• _OBJECTIVE_
Filter the entries that follow, copying every line in which the word "text" appears.

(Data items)
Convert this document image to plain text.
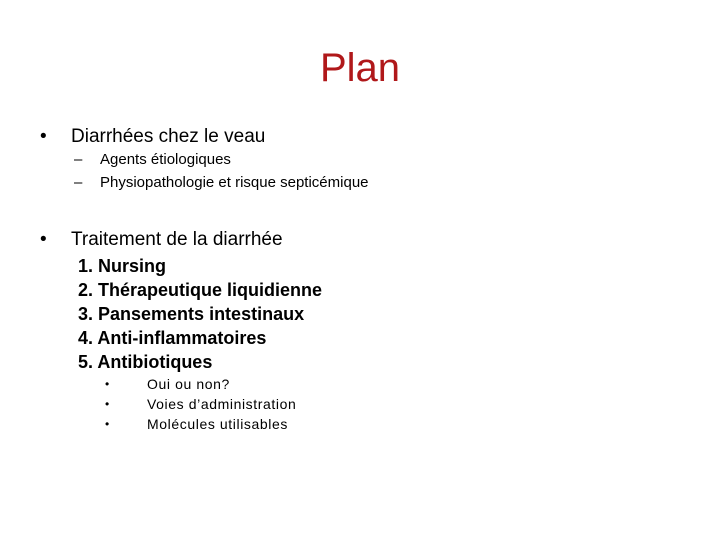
Plan
• Diarrhées chez le veau
– Agents étiologiques
– Physiopathologie et risque septicémique
• Traitement de la diarrhée
1. Nursing
2. Thérapeutique liquidienne
3. Pansements intestinaux
4. Anti-inflammatoires
5. Antibiotiques
•	Oui ou non?
•	Voies d’administration
•	Molécules utilisables
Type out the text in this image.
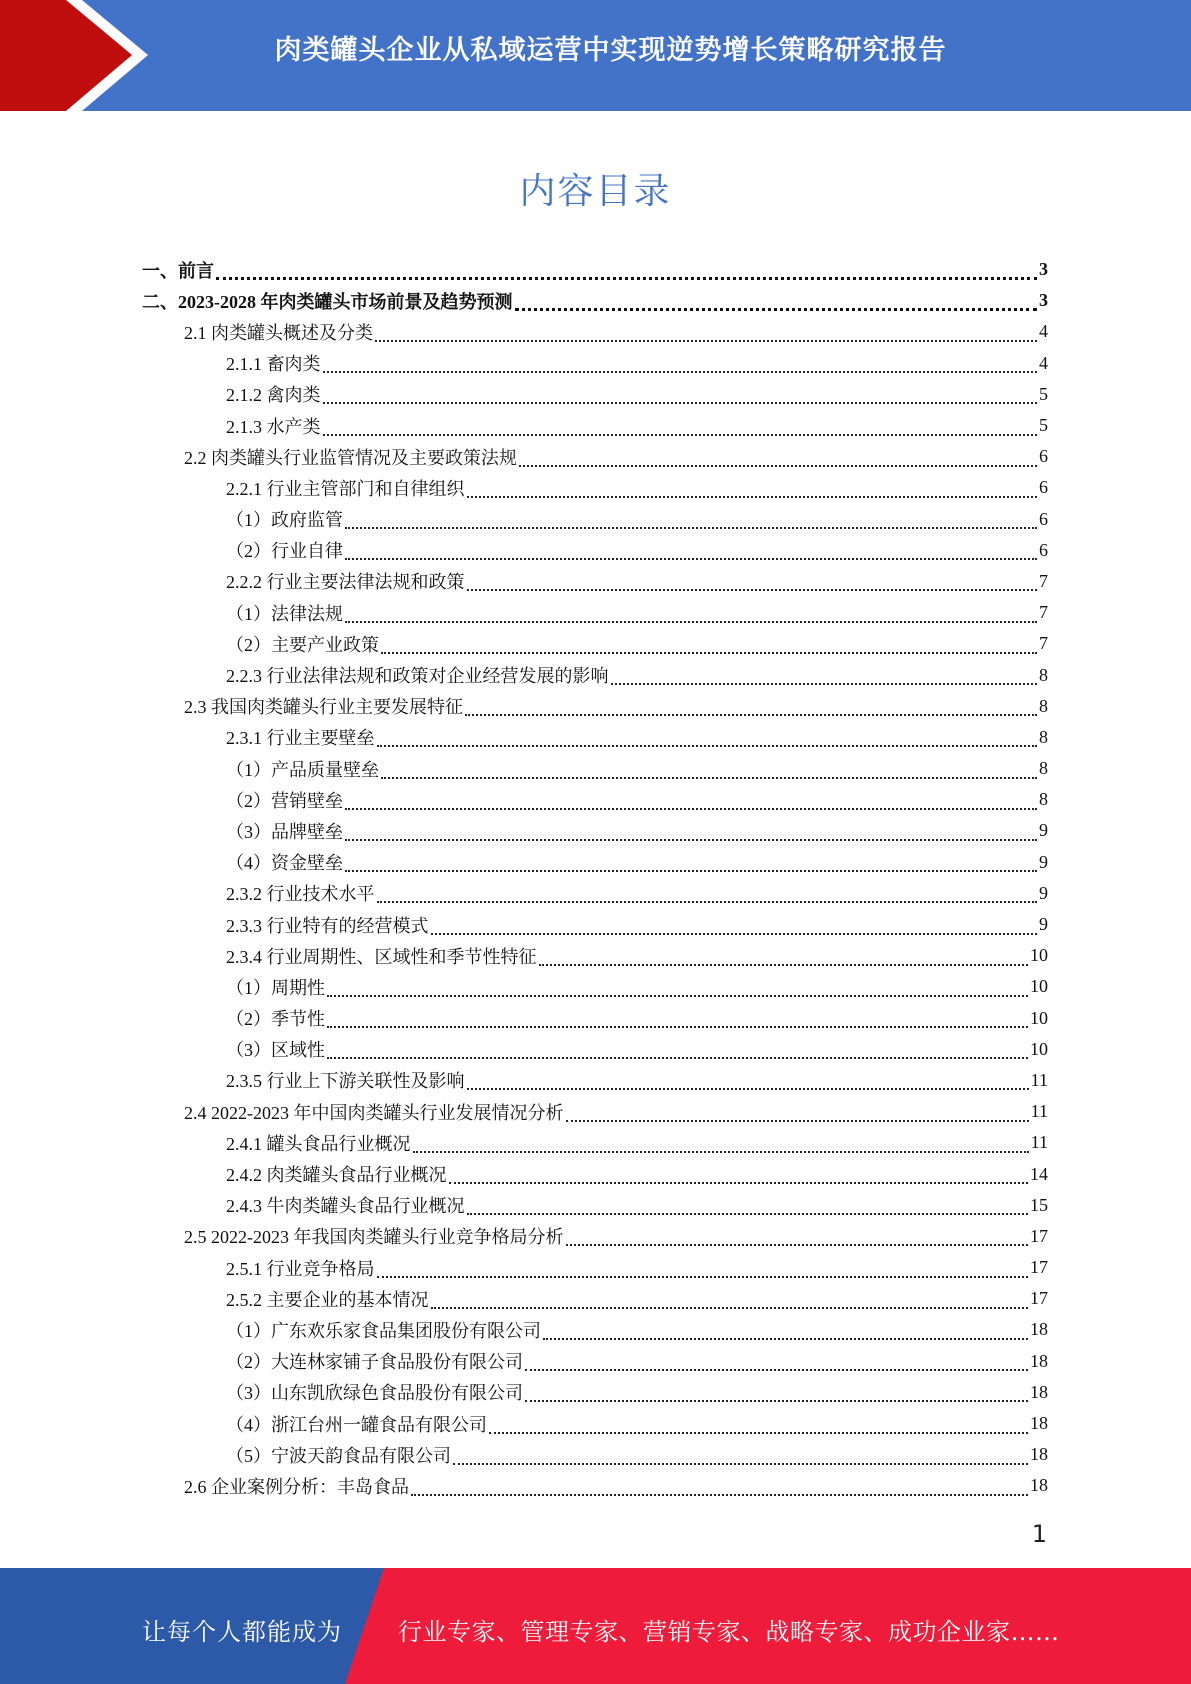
肉类罐头企业从私域运营中实现逆势增长策略研究报告
内容目录
一、前言	3
二、2023-2028 年肉类罐头市场前景及趋势预测	3
2.1 肉类罐头概述及分类	4
2.1.1 畜肉类	4
2.1.2 禽肉类	5
2.1.3 水产类	5
2.2 肉类罐头行业监管情况及主要政策法规	6
2.2.1 行业主管部门和自律组织	6
（1）政府监管	6
（2）行业自律	6
2.2.2 行业主要法律法规和政策	7
（1）法律法规	7
（2）主要产业政策	7
2.2.3 行业法律法规和政策对企业经营发展的影响	8
2.3 我国肉类罐头行业主要发展特征	8
2.3.1 行业主要壁垒	8
（1）产品质量壁垒	8
（2）营销壁垒	8
（3）品牌壁垒	9
（4）资金壁垒	9
2.3.2 行业技术水平	9
2.3.3 行业特有的经营模式	9
2.3.4 行业周期性、区域性和季节性特征	10
（1）周期性	10
（2）季节性	10
（3）区域性	10
2.3.5 行业上下游关联性及影响	11
2.4 2022-2023 年中国肉类罐头行业发展情况分析	11
2.4.1 罐头食品行业概况	11
2.4.2 肉类罐头食品行业概况	14
2.4.3 牛肉类罐头食品行业概况	15
2.5 2022-2023 年我国肉类罐头行业竞争格局分析	17
2.5.1 行业竞争格局	17
2.5.2 主要企业的基本情况	17
（1）广东欢乐家食品集团股份有限公司	18
（2）大连林家铺子食品股份有限公司	18
（3）山东凯欣绿色食品股份有限公司	18
（4）浙江台州一罐食品有限公司	18
（5）宁波天韵食品有限公司	18
2.6 企业案例分析：丰岛食品	18
1
让每个人都能成为 行业专家、管理专家、营销专家、战略专家、成功企业家……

• _EXERCISE OUTPUT_
Convert this document image to plain text.
Type out the text in this image.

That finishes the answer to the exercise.